**Exercise instructions:** In the material below, find all lines with the string "frac" and copy them.

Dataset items
= = = = = = =
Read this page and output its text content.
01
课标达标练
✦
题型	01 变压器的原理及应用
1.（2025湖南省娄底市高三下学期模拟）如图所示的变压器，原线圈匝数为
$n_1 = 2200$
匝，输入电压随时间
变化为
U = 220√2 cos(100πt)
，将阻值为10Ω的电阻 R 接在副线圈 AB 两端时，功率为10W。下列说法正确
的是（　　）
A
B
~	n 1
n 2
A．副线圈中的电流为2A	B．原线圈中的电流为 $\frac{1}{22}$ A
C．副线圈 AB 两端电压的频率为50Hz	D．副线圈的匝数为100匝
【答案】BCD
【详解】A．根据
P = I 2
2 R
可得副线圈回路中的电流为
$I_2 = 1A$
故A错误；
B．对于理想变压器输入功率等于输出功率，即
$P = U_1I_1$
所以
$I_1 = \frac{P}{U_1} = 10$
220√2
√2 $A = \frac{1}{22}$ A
= = = = = = =
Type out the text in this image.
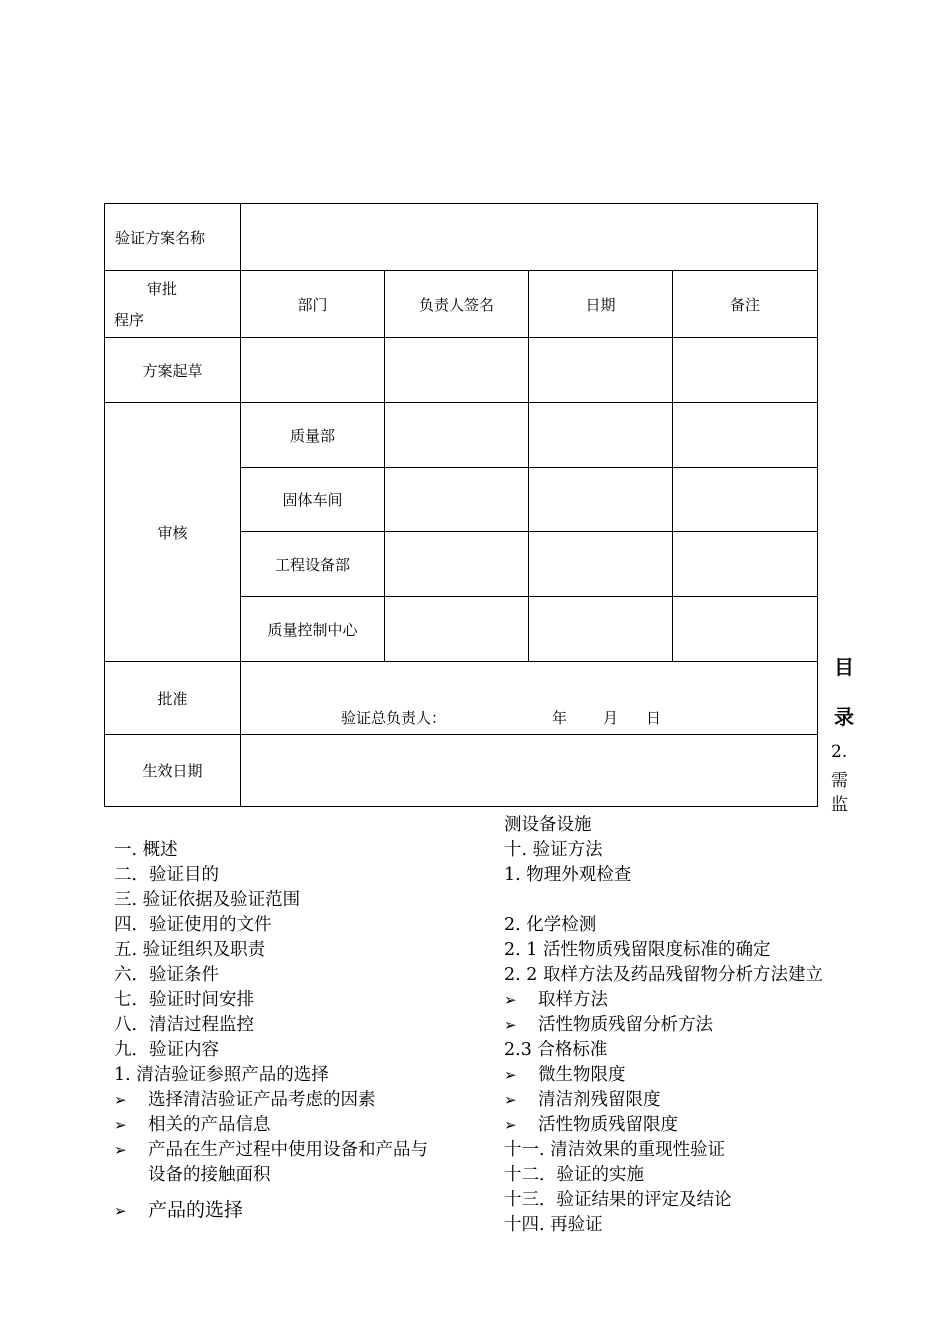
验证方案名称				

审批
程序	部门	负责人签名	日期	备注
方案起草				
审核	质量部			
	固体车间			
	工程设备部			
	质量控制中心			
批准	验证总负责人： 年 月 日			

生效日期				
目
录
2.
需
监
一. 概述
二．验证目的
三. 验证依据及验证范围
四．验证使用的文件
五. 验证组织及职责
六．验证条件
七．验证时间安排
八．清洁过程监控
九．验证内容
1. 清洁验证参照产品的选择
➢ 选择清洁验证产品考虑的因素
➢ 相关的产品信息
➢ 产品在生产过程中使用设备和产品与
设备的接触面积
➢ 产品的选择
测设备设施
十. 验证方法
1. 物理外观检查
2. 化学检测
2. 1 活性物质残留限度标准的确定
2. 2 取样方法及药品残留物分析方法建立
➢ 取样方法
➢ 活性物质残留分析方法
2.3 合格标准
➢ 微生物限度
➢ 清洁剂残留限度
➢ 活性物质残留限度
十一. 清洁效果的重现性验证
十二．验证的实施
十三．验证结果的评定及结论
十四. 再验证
= = = = = = =
**Solution for this task:**
A．副线圈中的电流为2A	B．原线圈中的电流为 $\frac{1}{22}$ A
$I_1 = \frac{P}{U_1} = 10$
√2 $A = \frac{1}{22}$ A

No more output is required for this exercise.